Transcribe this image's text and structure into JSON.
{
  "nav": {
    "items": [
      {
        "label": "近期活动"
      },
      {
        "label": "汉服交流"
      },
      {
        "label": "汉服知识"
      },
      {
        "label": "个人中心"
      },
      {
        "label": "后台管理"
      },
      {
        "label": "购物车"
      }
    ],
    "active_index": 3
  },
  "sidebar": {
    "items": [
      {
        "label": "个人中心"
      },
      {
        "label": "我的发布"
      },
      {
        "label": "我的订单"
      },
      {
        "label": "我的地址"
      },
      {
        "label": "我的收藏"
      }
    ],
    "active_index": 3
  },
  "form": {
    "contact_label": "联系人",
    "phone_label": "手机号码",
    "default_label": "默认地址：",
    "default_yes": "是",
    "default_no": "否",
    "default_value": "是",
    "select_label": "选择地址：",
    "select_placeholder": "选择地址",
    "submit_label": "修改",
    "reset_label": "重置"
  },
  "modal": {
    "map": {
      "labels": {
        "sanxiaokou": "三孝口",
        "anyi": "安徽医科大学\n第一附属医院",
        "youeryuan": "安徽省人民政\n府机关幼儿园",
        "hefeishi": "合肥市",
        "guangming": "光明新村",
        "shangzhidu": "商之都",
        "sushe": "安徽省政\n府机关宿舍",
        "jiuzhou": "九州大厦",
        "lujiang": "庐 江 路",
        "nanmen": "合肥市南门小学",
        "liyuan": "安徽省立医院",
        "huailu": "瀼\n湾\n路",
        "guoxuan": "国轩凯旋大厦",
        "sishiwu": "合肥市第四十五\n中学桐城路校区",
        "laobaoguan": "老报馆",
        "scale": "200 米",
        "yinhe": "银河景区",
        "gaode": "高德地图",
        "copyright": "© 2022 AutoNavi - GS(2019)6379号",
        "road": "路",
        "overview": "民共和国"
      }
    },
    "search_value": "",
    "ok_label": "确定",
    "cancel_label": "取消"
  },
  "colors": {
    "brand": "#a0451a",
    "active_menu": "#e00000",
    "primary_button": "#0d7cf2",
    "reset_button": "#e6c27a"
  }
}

▬▬▬▬▬▬▬▬▬▬

# THE PROBLEM
Write every line of the material above again, exactly.

# TASK RESPONSE
Transcribe this image's text and structure into JSON.
{
  "nav": {
    "items": [
      {
        "label": "近期活动"
      },
      {
        "label": "汉服交流"
      },
      {
        "label": "汉服知识"
      },
      {
        "label": "个人中心"
      },
      {
        "label": "后台管理"
      },
      {
        "label": "购物车"
      }
    ],
    "active_index": 3
  },
  "sidebar": {
    "items": [
      {
        "label": "个人中心"
      },
      {
        "label": "我的发布"
      },
      {
        "label": "我的订单"
      },
      {
        "label": "我的地址"
      },
      {
        "label": "我的收藏"
      }
    ],
    "active_index": 3
  },
  "form": {
    "contact_label": "联系人",
    "phone_label": "手机号码",
    "default_label": "默认地址：",
    "default_yes": "是",
    "default_no": "否",
    "default_value": "是",
    "select_label": "选择地址：",
    "select_placeholder": "选择地址",
    "submit_label": "修改",
    "reset_label": "重置"
  },
  "modal": {
    "map": {
      "labels": {
        "sanxiaokou": "三孝口",
        "anyi": "安徽医科大学\n第一附属医院",
        "youeryuan": "安徽省人民政\n府机关幼儿园",
        "hefeishi": "合肥市",
        "guangming": "光明新村",
        "shangzhidu": "商之都",
        "sushe": "安徽省政\n府机关宿舍",
        "jiuzhou": "九州大厦",
        "lujiang": "庐 江 路",
        "nanmen": "合肥市南门小学",
        "liyuan": "安徽省立医院",
        "huailu": "瀼\n湾\n路",
        "guoxuan": "国轩凯旋大厦",
        "sishiwu": "合肥市第四十五\n中学桐城路校区",
        "laobaoguan": "老报馆",
        "scale": "200 米",
        "yinhe": "银河景区",
        "gaode": "高德地图",
        "copyright": "© 2022 AutoNavi - GS(2019)6379号",
        "road": "路",
        "overview": "民共和国"
      }
    },
    "search_value": "",
    "ok_label": "确定",
    "cancel_label": "取消"
  },
  "colors": {
    "brand": "#a0451a",
    "active_menu": "#e00000",
    "primary_button": "#0d7cf2",
    "reset_button": "#e6c27a"
  }
}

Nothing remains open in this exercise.